## [STATED TASK]
Write out the material below again, unchanged.

## [GIVEN INFORMATION]

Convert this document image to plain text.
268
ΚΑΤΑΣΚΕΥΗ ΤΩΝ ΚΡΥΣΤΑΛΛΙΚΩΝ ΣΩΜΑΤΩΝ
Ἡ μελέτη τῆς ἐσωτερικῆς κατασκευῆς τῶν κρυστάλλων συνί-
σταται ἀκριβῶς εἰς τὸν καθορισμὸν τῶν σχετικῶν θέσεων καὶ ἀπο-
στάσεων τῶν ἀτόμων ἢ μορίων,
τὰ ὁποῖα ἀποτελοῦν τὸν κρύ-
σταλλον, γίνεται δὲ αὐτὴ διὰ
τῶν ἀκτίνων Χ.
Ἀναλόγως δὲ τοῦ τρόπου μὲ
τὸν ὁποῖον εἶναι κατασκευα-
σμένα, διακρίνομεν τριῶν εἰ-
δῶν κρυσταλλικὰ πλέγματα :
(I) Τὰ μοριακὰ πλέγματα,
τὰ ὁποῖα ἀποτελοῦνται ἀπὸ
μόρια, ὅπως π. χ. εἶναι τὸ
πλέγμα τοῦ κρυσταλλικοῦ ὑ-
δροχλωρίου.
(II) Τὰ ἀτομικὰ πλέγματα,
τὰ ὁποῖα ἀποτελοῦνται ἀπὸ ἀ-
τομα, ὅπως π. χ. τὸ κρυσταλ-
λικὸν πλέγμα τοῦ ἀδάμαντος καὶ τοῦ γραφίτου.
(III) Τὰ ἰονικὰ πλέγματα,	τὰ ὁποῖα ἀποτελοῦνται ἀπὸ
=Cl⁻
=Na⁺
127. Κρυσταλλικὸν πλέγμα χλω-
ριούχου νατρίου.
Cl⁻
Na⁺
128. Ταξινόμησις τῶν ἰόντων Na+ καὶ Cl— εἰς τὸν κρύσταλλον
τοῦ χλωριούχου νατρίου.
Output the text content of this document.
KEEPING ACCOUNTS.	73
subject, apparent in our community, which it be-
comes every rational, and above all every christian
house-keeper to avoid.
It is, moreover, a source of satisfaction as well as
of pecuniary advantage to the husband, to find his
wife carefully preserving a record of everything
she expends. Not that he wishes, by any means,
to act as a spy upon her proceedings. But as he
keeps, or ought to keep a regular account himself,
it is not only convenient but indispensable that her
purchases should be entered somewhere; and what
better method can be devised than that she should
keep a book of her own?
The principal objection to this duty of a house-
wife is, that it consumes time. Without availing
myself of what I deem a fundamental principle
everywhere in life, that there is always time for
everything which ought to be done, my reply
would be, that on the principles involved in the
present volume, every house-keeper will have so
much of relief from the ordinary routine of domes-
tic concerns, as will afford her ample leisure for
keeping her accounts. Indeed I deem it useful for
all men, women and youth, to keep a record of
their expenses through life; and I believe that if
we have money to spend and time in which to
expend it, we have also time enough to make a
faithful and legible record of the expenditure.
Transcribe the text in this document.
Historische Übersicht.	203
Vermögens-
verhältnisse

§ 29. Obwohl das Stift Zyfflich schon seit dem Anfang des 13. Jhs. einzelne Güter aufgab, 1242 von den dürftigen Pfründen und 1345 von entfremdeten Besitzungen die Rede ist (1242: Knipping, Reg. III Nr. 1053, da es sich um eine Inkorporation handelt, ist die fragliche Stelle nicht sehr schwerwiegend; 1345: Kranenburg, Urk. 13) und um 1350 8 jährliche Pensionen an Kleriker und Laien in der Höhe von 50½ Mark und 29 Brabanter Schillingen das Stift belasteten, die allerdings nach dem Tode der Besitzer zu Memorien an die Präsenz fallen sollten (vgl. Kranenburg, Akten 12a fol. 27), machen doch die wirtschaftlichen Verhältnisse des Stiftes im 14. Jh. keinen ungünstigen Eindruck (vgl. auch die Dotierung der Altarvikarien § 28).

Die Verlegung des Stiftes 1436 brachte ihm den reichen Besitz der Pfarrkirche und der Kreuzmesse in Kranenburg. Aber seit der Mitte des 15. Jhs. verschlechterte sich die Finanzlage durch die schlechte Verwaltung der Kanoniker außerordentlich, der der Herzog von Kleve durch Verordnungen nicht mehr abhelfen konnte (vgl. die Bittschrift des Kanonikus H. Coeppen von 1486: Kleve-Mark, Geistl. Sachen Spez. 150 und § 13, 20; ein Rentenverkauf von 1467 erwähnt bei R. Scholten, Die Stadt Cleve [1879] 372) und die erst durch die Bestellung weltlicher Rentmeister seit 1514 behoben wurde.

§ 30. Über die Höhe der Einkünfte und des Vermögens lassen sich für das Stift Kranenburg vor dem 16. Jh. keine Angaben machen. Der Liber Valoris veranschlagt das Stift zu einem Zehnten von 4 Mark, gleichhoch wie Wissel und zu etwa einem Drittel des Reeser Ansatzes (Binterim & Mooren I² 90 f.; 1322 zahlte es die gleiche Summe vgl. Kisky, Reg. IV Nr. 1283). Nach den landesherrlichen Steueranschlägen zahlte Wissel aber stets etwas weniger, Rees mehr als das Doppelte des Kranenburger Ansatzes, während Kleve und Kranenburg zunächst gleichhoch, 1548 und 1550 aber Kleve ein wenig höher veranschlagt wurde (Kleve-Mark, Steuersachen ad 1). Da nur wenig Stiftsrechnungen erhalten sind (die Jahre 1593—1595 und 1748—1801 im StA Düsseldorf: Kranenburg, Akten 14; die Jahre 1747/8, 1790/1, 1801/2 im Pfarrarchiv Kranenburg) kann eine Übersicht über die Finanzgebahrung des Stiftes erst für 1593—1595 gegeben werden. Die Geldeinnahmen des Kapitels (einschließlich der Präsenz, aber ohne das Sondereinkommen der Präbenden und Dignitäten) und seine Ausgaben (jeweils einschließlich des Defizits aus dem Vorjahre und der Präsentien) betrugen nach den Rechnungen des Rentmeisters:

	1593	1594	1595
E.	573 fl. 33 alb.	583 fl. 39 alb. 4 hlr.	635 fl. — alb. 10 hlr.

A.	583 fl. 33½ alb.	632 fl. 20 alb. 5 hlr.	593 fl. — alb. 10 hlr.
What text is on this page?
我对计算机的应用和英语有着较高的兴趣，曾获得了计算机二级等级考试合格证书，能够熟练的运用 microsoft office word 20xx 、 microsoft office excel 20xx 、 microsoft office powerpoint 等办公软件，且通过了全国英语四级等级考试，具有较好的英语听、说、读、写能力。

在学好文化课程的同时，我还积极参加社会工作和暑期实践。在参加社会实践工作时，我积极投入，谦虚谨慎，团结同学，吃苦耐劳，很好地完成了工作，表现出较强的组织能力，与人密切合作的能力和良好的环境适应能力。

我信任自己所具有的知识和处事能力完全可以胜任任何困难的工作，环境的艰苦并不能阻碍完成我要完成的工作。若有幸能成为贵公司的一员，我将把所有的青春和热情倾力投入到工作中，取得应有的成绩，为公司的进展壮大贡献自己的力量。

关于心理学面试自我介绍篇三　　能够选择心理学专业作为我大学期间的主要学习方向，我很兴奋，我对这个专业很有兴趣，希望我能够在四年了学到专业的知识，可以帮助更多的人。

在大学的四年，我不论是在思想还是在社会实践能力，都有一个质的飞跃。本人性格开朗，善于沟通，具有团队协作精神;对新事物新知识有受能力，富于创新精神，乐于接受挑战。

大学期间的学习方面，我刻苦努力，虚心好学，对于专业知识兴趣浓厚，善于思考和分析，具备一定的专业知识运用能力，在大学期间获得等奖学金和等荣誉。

## [ANSWER TO THIS TASK]
Convert this document image to plain text.
268
ΚΑΤΑΣΚΕΥΗ ΤΩΝ ΚΡΥΣΤΑΛΛΙΚΩΝ ΣΩΜΑΤΩΝ
Ἡ μελέτη τῆς ἐσωτερικῆς κατασκευῆς τῶν κρυστάλλων συνί-
σταται ἀκριβῶς εἰς τὸν καθορισμὸν τῶν σχετικῶν θέσεων καὶ ἀπο-
στάσεων τῶν ἀτόμων ἢ μορίων,
τὰ ὁποῖα ἀποτελοῦν τὸν κρύ-
σταλλον, γίνεται δὲ αὐτὴ διὰ
τῶν ἀκτίνων Χ.
Ἀναλόγως δὲ τοῦ τρόπου μὲ
τὸν ὁποῖον εἶναι κατασκευα-
σμένα, διακρίνομεν τριῶν εἰ-
δῶν κρυσταλλικὰ πλέγματα :
(I) Τὰ μοριακὰ πλέγματα,
τὰ ὁποῖα ἀποτελοῦνται ἀπὸ
μόρια, ὅπως π. χ. εἶναι τὸ
πλέγμα τοῦ κρυσταλλικοῦ ὑ-
δροχλωρίου.
(II) Τὰ ἀτομικὰ πλέγματα,
τὰ ὁποῖα ἀποτελοῦνται ἀπὸ ἀ-
τομα, ὅπως π. χ. τὸ κρυσταλ-
λικὸν πλέγμα τοῦ ἀδάμαντος καὶ τοῦ γραφίτου.
(III) Τὰ ἰονικὰ πλέγματα,	τὰ ὁποῖα ἀποτελοῦνται ἀπὸ
=Cl⁻
=Na⁺
127. Κρυσταλλικὸν πλέγμα χλω-
ριούχου νατρίου.
Cl⁻
Na⁺
128. Ταξινόμησις τῶν ἰόντων Na+ καὶ Cl— εἰς τὸν κρύσταλλον
τοῦ χλωριούχου νατρίου.
Output the text content of this document.
KEEPING ACCOUNTS.	73
subject, apparent in our community, which it be-
comes every rational, and above all every christian
house-keeper to avoid.
It is, moreover, a source of satisfaction as well as
of pecuniary advantage to the husband, to find his
wife carefully preserving a record of everything
she expends. Not that he wishes, by any means,
to act as a spy upon her proceedings. But as he
keeps, or ought to keep a regular account himself,
it is not only convenient but indispensable that her
purchases should be entered somewhere; and what
better method can be devised than that she should
keep a book of her own?
The principal objection to this duty of a house-
wife is, that it consumes time. Without availing
myself of what I deem a fundamental principle
everywhere in life, that there is always time for
everything which ought to be done, my reply
would be, that on the principles involved in the
present volume, every house-keeper will have so
much of relief from the ordinary routine of domes-
tic concerns, as will afford her ample leisure for
keeping her accounts. Indeed I deem it useful for
all men, women and youth, to keep a record of
their expenses through life; and I believe that if
we have money to spend and time in which to
expend it, we have also time enough to make a
faithful and legible record of the expenditure.
Transcribe the text in this document.
Historische Übersicht.	203
Vermögens-
verhältnisse

§ 29. Obwohl das Stift Zyfflich schon seit dem Anfang des 13. Jhs. einzelne Güter aufgab, 1242 von den dürftigen Pfründen und 1345 von entfremdeten Besitzungen die Rede ist (1242: Knipping, Reg. III Nr. 1053, da es sich um eine Inkorporation handelt, ist die fragliche Stelle nicht sehr schwerwiegend; 1345: Kranenburg, Urk. 13) und um 1350 8 jährliche Pensionen an Kleriker und Laien in der Höhe von 50½ Mark und 29 Brabanter Schillingen das Stift belasteten, die allerdings nach dem Tode der Besitzer zu Memorien an die Präsenz fallen sollten (vgl. Kranenburg, Akten 12a fol. 27), machen doch die wirtschaftlichen Verhältnisse des Stiftes im 14. Jh. keinen ungünstigen Eindruck (vgl. auch die Dotierung der Altarvikarien § 28).

Die Verlegung des Stiftes 1436 brachte ihm den reichen Besitz der Pfarrkirche und der Kreuzmesse in Kranenburg. Aber seit der Mitte des 15. Jhs. verschlechterte sich die Finanzlage durch die schlechte Verwaltung der Kanoniker außerordentlich, der der Herzog von Kleve durch Verordnungen nicht mehr abhelfen konnte (vgl. die Bittschrift des Kanonikus H. Coeppen von 1486: Kleve-Mark, Geistl. Sachen Spez. 150 und § 13, 20; ein Rentenverkauf von 1467 erwähnt bei R. Scholten, Die Stadt Cleve [1879] 372) und die erst durch die Bestellung weltlicher Rentmeister seit 1514 behoben wurde.

§ 30. Über die Höhe der Einkünfte und des Vermögens lassen sich für das Stift Kranenburg vor dem 16. Jh. keine Angaben machen. Der Liber Valoris veranschlagt das Stift zu einem Zehnten von 4 Mark, gleichhoch wie Wissel und zu etwa einem Drittel des Reeser Ansatzes (Binterim & Mooren I² 90 f.; 1322 zahlte es die gleiche Summe vgl. Kisky, Reg. IV Nr. 1283). Nach den landesherrlichen Steueranschlägen zahlte Wissel aber stets etwas weniger, Rees mehr als das Doppelte des Kranenburger Ansatzes, während Kleve und Kranenburg zunächst gleichhoch, 1548 und 1550 aber Kleve ein wenig höher veranschlagt wurde (Kleve-Mark, Steuersachen ad 1). Da nur wenig Stiftsrechnungen erhalten sind (die Jahre 1593—1595 und 1748—1801 im StA Düsseldorf: Kranenburg, Akten 14; die Jahre 1747/8, 1790/1, 1801/2 im Pfarrarchiv Kranenburg) kann eine Übersicht über die Finanzgebahrung des Stiftes erst für 1593—1595 gegeben werden. Die Geldeinnahmen des Kapitels (einschließlich der Präsenz, aber ohne das Sondereinkommen der Präbenden und Dignitäten) und seine Ausgaben (jeweils einschließlich des Defizits aus dem Vorjahre und der Präsentien) betrugen nach den Rechnungen des Rentmeisters:

	1593	1594	1595
E.	573 fl. 33 alb.	583 fl. 39 alb. 4 hlr.	635 fl. — alb. 10 hlr.

A.	583 fl. 33½ alb.	632 fl. 20 alb. 5 hlr.	593 fl. — alb. 10 hlr.
What text is on this page?
我对计算机的应用和英语有着较高的兴趣，曾获得了计算机二级等级考试合格证书，能够熟练的运用 microsoft office word 20xx 、 microsoft office excel 20xx 、 microsoft office powerpoint 等办公软件，且通过了全国英语四级等级考试，具有较好的英语听、说、读、写能力。

在学好文化课程的同时，我还积极参加社会工作和暑期实践。在参加社会实践工作时，我积极投入，谦虚谨慎，团结同学，吃苦耐劳，很好地完成了工作，表现出较强的组织能力，与人密切合作的能力和良好的环境适应能力。

我信任自己所具有的知识和处事能力完全可以胜任任何困难的工作，环境的艰苦并不能阻碍完成我要完成的工作。若有幸能成为贵公司的一员，我将把所有的青春和热情倾力投入到工作中，取得应有的成绩，为公司的进展壮大贡献自己的力量。

关于心理学面试自我介绍篇三　　能够选择心理学专业作为我大学期间的主要学习方向，我很兴奋，我对这个专业很有兴趣，希望我能够在四年了学到专业的知识，可以帮助更多的人。

在大学的四年，我不论是在思想还是在社会实践能力，都有一个质的飞跃。本人性格开朗，善于沟通，具有团队协作精神;对新事物新知识有受能力，富于创新精神，乐于接受挑战。

大学期间的学习方面，我刻苦努力，虚心好学，对于专业知识兴趣浓厚，善于思考和分析，具备一定的专业知识运用能力，在大学期间获得等奖学金和等荣誉。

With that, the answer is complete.